**What to do**
Copy each line that holds "БІЛОРУСЬКА".
==== Exercise material ====
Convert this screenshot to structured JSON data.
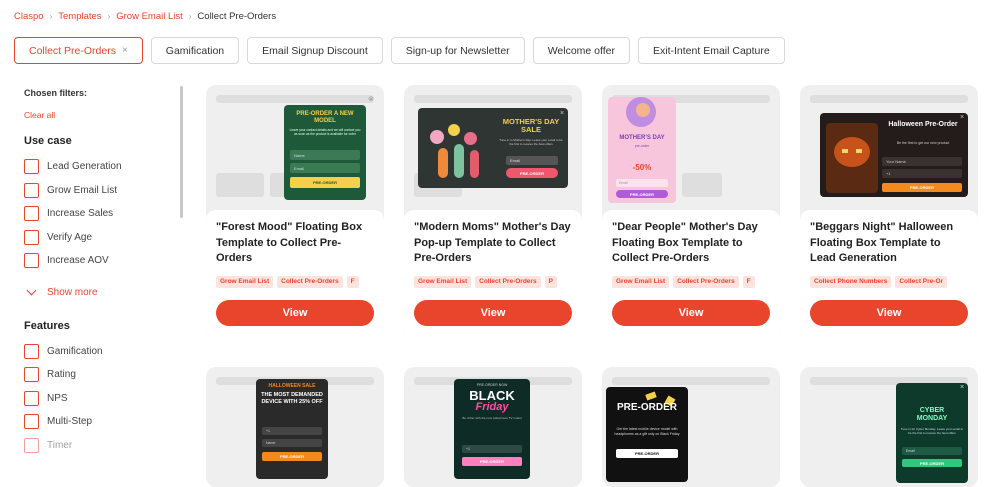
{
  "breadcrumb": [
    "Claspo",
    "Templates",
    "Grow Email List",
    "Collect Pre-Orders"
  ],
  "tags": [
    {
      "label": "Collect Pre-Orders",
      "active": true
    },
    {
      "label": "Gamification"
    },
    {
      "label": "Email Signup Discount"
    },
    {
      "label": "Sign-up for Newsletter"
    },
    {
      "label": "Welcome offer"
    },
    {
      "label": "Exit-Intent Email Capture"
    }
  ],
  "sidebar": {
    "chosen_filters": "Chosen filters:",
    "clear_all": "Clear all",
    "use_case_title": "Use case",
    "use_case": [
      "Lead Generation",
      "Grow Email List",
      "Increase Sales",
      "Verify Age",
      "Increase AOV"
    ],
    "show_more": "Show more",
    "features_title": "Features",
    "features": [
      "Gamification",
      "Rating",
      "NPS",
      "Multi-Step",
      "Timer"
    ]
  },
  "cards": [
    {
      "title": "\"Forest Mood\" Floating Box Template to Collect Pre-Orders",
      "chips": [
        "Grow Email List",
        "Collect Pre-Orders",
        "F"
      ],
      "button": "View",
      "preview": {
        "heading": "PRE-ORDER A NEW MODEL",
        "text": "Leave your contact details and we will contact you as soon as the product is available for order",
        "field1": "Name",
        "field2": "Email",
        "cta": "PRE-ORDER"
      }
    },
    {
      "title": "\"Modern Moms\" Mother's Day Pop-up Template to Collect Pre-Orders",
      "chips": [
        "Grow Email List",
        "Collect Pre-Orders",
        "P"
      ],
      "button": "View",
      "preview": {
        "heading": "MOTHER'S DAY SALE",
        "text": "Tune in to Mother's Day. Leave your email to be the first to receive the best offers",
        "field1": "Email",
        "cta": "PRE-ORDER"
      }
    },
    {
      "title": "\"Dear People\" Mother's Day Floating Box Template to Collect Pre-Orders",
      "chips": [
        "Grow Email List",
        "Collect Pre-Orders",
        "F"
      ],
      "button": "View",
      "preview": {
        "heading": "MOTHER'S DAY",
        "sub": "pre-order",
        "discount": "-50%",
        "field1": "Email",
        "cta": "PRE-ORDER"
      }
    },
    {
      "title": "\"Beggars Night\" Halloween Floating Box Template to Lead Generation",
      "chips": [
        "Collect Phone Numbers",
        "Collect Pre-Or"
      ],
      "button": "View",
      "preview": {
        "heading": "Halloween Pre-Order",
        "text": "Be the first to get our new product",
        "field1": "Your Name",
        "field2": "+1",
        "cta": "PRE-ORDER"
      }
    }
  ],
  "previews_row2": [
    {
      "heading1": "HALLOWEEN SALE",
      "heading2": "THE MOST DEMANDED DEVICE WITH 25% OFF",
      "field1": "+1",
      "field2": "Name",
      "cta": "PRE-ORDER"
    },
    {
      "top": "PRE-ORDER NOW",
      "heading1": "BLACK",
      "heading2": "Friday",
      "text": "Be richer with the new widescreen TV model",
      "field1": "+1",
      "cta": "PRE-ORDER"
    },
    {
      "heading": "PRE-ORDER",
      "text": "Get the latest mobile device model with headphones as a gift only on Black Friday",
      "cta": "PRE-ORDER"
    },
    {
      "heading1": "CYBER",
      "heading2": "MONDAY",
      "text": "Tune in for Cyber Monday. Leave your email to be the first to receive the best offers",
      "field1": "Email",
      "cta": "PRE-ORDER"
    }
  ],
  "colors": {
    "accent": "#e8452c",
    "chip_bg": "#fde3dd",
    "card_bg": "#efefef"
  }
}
====
==== Exercise material ====
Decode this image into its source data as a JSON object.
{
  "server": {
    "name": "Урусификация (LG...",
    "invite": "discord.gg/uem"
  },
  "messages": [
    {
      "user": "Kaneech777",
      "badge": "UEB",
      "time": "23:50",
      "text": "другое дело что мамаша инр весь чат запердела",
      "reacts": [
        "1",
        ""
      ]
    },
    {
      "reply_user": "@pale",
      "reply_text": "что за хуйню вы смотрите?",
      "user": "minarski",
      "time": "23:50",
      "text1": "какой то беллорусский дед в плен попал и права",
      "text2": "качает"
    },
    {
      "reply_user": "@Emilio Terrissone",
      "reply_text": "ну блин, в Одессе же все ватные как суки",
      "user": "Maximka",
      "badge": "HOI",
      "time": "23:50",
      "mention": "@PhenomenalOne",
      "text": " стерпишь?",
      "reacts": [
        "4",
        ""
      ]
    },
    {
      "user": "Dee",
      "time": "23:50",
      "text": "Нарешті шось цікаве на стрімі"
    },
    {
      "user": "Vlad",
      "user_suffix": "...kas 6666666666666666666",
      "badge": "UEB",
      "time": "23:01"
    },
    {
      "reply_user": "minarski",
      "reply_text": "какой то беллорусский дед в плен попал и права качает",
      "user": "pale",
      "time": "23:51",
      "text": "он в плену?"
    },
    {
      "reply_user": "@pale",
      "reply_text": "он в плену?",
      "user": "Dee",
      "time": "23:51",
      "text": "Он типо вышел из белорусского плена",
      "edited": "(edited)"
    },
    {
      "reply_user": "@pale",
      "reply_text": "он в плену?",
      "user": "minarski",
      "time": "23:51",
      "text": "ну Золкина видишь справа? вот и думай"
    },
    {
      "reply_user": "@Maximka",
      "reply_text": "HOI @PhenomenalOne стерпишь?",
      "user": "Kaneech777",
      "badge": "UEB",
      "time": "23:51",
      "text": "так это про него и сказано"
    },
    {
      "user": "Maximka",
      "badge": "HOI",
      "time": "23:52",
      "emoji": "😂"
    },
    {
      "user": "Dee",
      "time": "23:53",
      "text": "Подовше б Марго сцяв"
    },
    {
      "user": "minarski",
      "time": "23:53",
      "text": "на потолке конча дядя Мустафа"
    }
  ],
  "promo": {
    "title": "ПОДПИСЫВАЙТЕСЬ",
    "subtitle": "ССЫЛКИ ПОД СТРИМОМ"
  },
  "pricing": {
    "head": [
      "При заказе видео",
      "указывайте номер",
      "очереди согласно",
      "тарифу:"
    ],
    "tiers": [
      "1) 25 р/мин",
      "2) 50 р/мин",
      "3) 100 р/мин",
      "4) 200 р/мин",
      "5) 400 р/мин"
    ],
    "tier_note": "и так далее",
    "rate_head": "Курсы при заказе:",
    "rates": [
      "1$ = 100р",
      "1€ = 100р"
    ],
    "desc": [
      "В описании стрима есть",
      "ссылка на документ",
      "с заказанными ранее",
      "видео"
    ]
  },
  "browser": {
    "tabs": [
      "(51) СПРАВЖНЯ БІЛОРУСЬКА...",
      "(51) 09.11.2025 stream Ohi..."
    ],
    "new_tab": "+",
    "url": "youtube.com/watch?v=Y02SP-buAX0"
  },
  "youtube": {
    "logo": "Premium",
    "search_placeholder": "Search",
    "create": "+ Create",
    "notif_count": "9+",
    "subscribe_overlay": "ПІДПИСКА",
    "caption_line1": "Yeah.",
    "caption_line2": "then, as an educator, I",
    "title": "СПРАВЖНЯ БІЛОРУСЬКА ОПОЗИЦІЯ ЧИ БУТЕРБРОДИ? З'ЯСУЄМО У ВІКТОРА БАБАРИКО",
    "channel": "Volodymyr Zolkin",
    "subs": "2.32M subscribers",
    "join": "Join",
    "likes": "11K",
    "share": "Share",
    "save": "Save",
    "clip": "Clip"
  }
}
====
==== Exercise material ====
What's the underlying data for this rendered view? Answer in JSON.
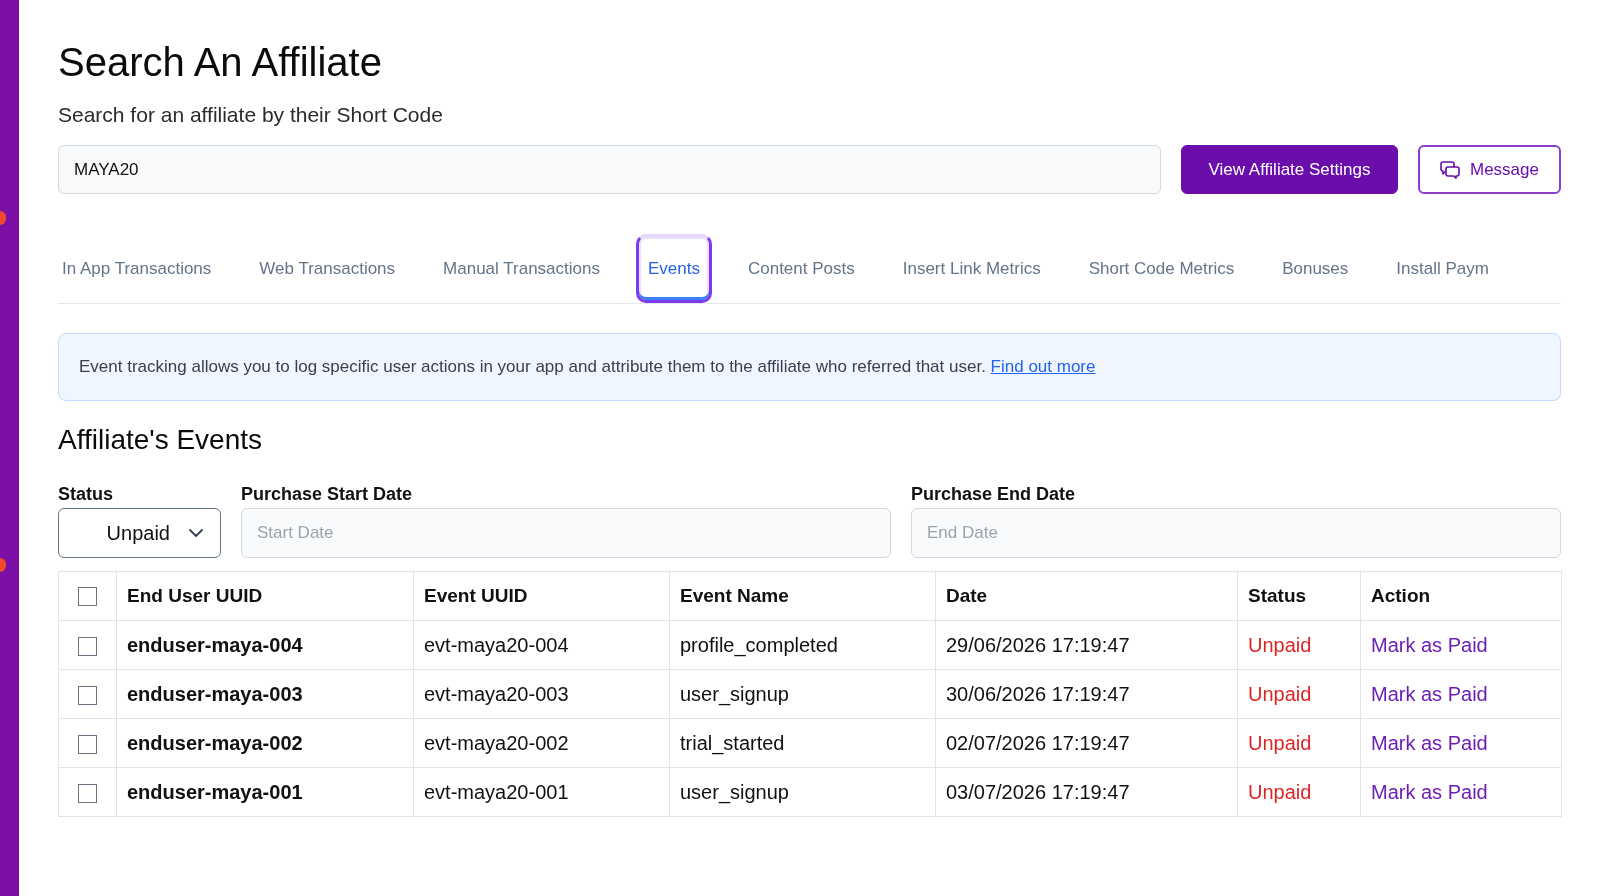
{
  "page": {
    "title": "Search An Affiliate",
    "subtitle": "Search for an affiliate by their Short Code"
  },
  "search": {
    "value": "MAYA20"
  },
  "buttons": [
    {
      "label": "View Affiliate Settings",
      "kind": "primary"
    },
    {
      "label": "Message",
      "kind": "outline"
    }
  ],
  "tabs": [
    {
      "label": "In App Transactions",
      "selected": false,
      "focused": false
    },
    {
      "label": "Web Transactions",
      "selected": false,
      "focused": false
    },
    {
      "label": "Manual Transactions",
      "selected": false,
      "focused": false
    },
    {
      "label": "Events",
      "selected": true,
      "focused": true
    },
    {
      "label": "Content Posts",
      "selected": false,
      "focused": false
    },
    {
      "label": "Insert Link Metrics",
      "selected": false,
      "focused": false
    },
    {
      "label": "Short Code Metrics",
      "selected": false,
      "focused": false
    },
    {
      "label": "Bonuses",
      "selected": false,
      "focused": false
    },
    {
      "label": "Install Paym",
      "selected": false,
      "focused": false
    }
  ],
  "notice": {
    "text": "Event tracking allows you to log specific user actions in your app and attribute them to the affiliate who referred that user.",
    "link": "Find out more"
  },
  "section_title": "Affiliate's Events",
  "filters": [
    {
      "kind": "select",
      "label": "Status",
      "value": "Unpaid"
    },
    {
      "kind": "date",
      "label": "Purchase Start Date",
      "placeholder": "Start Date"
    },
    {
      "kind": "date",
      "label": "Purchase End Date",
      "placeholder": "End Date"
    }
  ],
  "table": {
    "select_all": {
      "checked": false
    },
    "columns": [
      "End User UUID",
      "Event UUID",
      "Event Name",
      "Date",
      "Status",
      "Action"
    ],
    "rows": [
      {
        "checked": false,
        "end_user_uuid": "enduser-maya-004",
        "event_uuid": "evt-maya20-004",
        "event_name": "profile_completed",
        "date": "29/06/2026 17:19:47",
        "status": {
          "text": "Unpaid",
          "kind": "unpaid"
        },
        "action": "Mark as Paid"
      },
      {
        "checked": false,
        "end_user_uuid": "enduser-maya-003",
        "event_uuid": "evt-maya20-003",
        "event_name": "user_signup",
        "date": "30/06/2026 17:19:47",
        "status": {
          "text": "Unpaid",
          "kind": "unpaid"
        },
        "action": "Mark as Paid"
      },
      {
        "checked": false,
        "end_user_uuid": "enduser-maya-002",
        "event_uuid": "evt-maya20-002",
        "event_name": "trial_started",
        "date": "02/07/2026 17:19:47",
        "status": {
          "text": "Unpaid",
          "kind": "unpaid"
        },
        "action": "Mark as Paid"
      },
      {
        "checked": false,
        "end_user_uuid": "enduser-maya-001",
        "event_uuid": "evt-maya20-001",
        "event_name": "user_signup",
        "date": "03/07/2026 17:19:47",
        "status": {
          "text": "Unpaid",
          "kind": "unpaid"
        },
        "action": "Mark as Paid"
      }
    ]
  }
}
====
**Task solution**
      "(51) СПРАВЖНЯ БІЛОРУСЬКА...",
    "title": "СПРАВЖНЯ БІЛОРУСЬКА ОПОЗИЦІЯ ЧИ БУТЕРБРОДИ? З'ЯСУЄМО У ВІКТОРА БАБАРИКО",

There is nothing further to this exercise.